TASK MATERIAL:
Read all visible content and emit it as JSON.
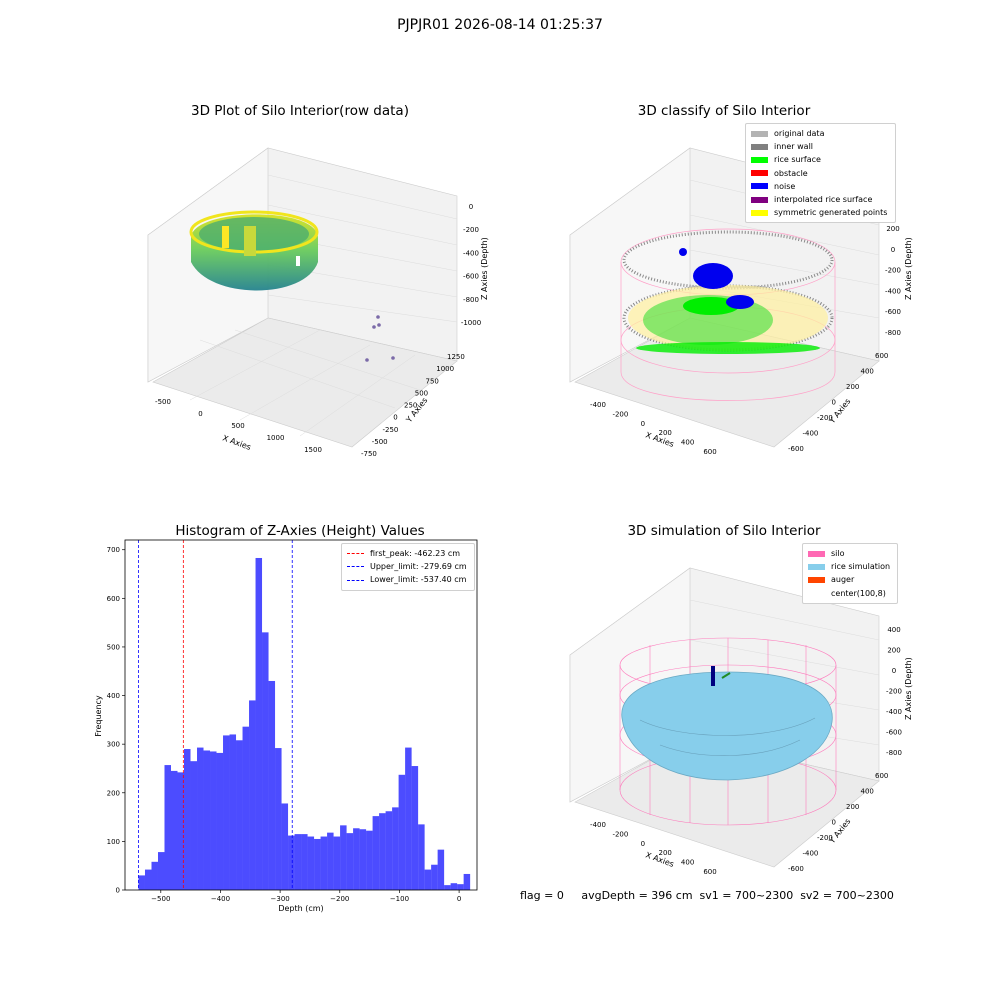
{
  "suptitle": "PJPJR01 2026-08-14 01:25:37",
  "footer": "flag = 0     avgDepth = 396 cm  sv1 = 700~2300  sv2 = 700~2300",
  "panels": {
    "raw": {
      "title": "3D Plot of Silo Interior(row data)",
      "xlabel": "X Axies",
      "ylabel": "Y Axies",
      "zlabel": "Z Axies (Depth)",
      "xticks": [
        "-500",
        "0",
        "500",
        "1000",
        "1500"
      ],
      "yticks": [
        "-750",
        "-500",
        "-250",
        "0",
        "250",
        "500",
        "750",
        "1000",
        "1250"
      ],
      "zticks": [
        "0",
        "-200",
        "-400",
        "-600",
        "-800",
        "-1000"
      ]
    },
    "classify": {
      "title": "3D classify of Silo Interior",
      "xlabel": "X Axies",
      "ylabel": "Y Axies",
      "zlabel": "Z Axies (Depth)",
      "xticks": [
        "-400",
        "-200",
        "0",
        "200",
        "400",
        "600"
      ],
      "yticks": [
        "-600",
        "-400",
        "-200",
        "0",
        "200",
        "400",
        "600"
      ],
      "zticks": [
        "200",
        "0",
        "-200",
        "-400",
        "-600",
        "-800"
      ],
      "legend": [
        {
          "label": "original data",
          "color": "#b3b3b3"
        },
        {
          "label": "inner wall",
          "color": "#808080"
        },
        {
          "label": "rice surface",
          "color": "#00ff00"
        },
        {
          "label": "obstacle",
          "color": "#ff0000"
        },
        {
          "label": "noise",
          "color": "#0000ff"
        },
        {
          "label": "interpolated rice surface",
          "color": "#800080"
        },
        {
          "label": "symmetric generated points",
          "color": "#ffff00"
        }
      ]
    },
    "simulation": {
      "title": "3D simulation of Silo Interior",
      "xlabel": "X Axies",
      "ylabel": "Y Axies",
      "zlabel": "Z Axies (Depth)",
      "xticks": [
        "-400",
        "-200",
        "0",
        "200",
        "400",
        "600"
      ],
      "yticks": [
        "-600",
        "-400",
        "-200",
        "0",
        "200",
        "400",
        "600"
      ],
      "zticks": [
        "400",
        "200",
        "0",
        "-200",
        "-400",
        "-600",
        "-800"
      ],
      "legend": [
        {
          "label": "silo",
          "color": "#ff69b4"
        },
        {
          "label": "rice simulation",
          "color": "#87ceeb"
        },
        {
          "label": "auger",
          "color": "#ff4500"
        },
        {
          "label": "center(100,8)",
          "color": ""
        }
      ]
    }
  },
  "chart_data": {
    "type": "bar",
    "title": "Histogram of Z-Axies (Height) Values",
    "xlabel": "Depth (cm)",
    "ylabel": "Frequency",
    "xlim": [
      -560,
      30
    ],
    "ylim": [
      0,
      720
    ],
    "xticks": [
      -500,
      -400,
      -300,
      -200,
      -100,
      0
    ],
    "yticks": [
      0,
      100,
      200,
      300,
      400,
      500,
      600,
      700
    ],
    "bin_start": -537.4,
    "bin_width": 10.9,
    "values": [
      30,
      42,
      58,
      78,
      257,
      245,
      242,
      290,
      265,
      293,
      287,
      285,
      282,
      318,
      320,
      308,
      336,
      390,
      683,
      530,
      430,
      292,
      178,
      112,
      115,
      115,
      110,
      105,
      110,
      118,
      110,
      133,
      117,
      127,
      125,
      122,
      152,
      158,
      162,
      170,
      237,
      293,
      255,
      135,
      42,
      52,
      83,
      10,
      14,
      12,
      33
    ],
    "bar_color": "#0000ff",
    "vlines": [
      {
        "label": "first_peak: -462.23 cm",
        "x": -462.23,
        "color": "#ff0000"
      },
      {
        "label": "Upper_limit: -279.69 cm",
        "x": -279.69,
        "color": "#0000ff"
      },
      {
        "label": "Lower_limit: -537.40 cm",
        "x": -537.4,
        "color": "#0000ff"
      }
    ],
    "legend_position": "top-right",
    "grid": false
  }
}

WRITTEN REQUEST: Gather each line of the listing that holds the string "rice".

IN RESPONSE:
          "label": "rice surface",
          "label": "interpolated rice surface",
          "label": "rice simulation",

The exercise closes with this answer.